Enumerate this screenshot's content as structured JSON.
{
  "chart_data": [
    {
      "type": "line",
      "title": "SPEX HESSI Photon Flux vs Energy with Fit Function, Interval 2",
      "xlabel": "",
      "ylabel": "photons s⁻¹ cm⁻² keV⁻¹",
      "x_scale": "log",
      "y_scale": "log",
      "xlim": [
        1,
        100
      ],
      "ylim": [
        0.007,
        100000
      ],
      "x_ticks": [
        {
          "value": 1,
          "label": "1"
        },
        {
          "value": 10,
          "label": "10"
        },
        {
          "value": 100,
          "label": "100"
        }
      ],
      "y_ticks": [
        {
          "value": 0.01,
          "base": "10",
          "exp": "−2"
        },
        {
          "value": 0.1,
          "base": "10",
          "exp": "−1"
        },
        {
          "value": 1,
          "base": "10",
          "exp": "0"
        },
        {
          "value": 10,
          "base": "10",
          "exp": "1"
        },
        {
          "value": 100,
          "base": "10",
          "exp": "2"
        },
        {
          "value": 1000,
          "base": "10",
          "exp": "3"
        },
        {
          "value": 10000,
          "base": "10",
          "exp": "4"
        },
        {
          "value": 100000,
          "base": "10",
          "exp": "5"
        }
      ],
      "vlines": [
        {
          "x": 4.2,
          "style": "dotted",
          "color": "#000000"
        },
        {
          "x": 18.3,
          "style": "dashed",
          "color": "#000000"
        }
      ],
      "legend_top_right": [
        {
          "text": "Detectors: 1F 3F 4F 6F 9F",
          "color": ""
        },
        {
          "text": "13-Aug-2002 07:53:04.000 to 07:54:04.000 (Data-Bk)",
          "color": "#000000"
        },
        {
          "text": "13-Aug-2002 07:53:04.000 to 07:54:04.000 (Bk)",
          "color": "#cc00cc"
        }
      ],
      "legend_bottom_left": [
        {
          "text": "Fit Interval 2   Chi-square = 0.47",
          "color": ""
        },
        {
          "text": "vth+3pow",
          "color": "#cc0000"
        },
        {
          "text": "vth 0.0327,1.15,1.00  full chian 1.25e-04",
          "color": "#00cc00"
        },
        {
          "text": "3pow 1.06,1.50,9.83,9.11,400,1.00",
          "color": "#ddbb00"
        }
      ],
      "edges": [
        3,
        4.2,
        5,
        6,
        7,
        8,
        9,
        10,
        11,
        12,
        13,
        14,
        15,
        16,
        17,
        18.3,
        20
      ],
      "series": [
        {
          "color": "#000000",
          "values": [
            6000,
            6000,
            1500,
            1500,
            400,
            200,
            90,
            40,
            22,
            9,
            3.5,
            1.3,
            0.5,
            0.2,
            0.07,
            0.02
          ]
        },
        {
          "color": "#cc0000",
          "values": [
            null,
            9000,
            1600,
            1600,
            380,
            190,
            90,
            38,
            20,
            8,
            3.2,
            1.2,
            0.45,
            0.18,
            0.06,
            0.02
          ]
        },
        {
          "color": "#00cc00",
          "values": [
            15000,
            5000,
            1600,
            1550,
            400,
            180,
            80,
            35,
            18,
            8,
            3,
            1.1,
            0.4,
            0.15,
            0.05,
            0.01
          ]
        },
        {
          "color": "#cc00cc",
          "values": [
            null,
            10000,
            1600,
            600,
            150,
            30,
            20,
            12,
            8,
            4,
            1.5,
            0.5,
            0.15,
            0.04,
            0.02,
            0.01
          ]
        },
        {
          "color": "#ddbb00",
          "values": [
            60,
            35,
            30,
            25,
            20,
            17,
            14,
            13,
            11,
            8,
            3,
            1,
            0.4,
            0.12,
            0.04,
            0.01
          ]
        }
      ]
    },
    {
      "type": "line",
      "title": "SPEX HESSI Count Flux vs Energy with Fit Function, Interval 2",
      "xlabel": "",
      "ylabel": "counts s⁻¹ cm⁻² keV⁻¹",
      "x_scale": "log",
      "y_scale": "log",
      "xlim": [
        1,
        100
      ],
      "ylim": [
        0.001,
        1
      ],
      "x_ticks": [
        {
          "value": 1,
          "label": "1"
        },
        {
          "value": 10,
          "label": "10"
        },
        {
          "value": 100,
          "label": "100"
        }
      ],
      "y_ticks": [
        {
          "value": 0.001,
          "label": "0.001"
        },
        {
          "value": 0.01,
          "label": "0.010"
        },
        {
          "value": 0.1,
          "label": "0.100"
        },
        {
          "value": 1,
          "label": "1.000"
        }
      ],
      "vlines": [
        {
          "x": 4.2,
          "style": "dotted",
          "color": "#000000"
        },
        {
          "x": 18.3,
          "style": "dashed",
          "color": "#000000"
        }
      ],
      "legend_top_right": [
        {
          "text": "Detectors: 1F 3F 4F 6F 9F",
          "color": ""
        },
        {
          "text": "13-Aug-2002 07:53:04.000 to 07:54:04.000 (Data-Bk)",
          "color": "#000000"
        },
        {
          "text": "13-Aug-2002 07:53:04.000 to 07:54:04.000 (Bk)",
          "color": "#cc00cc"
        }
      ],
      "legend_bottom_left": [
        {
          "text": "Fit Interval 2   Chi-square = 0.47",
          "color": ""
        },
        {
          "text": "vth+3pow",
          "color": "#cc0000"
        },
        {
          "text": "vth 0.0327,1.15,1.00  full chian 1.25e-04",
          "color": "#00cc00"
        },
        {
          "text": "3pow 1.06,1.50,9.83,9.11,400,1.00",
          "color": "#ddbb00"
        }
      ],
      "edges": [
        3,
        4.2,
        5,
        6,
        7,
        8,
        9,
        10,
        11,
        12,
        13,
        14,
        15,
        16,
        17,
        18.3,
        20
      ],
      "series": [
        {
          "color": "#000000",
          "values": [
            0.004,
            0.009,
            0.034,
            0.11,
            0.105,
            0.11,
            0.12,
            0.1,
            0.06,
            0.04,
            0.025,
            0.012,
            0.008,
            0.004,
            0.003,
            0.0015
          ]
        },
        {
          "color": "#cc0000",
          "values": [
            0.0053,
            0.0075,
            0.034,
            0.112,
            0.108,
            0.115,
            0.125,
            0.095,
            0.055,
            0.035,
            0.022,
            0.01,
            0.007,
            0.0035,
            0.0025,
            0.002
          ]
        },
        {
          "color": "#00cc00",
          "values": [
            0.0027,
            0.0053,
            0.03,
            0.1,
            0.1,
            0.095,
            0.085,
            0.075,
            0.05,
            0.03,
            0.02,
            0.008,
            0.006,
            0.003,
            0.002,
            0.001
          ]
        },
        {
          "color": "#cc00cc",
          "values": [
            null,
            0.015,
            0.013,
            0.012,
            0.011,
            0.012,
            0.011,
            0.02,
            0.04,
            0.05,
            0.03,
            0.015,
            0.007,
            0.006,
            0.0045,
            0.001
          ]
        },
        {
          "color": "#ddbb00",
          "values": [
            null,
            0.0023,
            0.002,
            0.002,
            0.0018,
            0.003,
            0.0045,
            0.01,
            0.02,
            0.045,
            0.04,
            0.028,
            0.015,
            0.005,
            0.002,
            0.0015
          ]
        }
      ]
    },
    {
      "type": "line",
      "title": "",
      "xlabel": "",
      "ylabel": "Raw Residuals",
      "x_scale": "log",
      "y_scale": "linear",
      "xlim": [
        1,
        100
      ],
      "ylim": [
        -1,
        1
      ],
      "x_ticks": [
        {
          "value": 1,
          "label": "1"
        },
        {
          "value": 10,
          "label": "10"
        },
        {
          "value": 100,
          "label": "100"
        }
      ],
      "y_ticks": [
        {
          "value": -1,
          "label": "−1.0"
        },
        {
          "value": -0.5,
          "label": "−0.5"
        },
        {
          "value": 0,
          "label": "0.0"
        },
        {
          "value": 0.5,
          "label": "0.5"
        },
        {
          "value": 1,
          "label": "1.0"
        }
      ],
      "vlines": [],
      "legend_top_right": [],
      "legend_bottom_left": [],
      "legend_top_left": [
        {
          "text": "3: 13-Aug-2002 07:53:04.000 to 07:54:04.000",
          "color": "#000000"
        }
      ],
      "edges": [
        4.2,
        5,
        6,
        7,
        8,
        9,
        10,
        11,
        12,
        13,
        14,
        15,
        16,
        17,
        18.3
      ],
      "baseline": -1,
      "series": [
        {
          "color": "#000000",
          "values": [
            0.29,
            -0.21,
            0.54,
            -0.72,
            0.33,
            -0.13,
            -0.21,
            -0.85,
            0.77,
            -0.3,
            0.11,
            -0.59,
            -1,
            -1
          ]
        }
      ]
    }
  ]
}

---

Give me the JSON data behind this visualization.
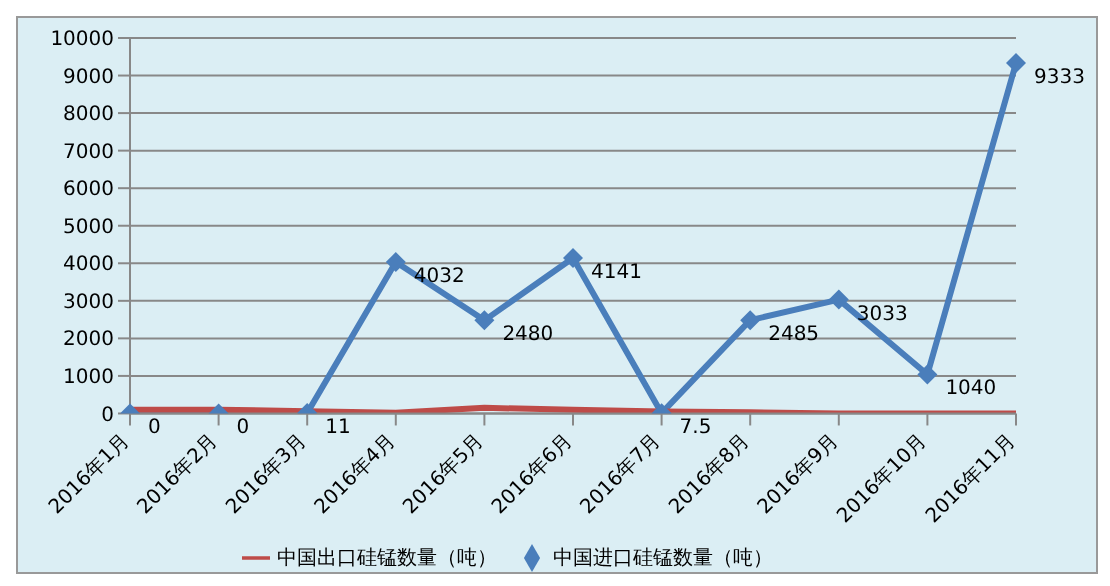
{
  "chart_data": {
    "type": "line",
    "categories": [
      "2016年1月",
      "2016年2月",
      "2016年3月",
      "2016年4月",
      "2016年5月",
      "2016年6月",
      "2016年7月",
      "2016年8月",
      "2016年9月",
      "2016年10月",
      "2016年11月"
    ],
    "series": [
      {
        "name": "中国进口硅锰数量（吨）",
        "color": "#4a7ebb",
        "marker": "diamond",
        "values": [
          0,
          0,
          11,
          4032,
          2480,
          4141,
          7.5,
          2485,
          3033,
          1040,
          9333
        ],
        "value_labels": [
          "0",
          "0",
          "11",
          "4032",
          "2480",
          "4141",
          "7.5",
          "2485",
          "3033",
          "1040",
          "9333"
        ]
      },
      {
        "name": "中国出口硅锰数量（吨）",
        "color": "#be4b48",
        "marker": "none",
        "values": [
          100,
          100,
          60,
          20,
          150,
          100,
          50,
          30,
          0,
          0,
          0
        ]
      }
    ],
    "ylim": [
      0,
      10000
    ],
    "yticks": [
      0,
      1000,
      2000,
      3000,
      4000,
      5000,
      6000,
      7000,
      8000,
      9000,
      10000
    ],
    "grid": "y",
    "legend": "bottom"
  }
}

Directions for this task
Show the lines of the records that include the string "Function".

Answer for the task
      "title": "SPEX HESSI Photon Flux vs Energy with Fit Function, Interval 2",
      "title": "SPEX HESSI Count Flux vs Energy with Fit Function, Interval 2",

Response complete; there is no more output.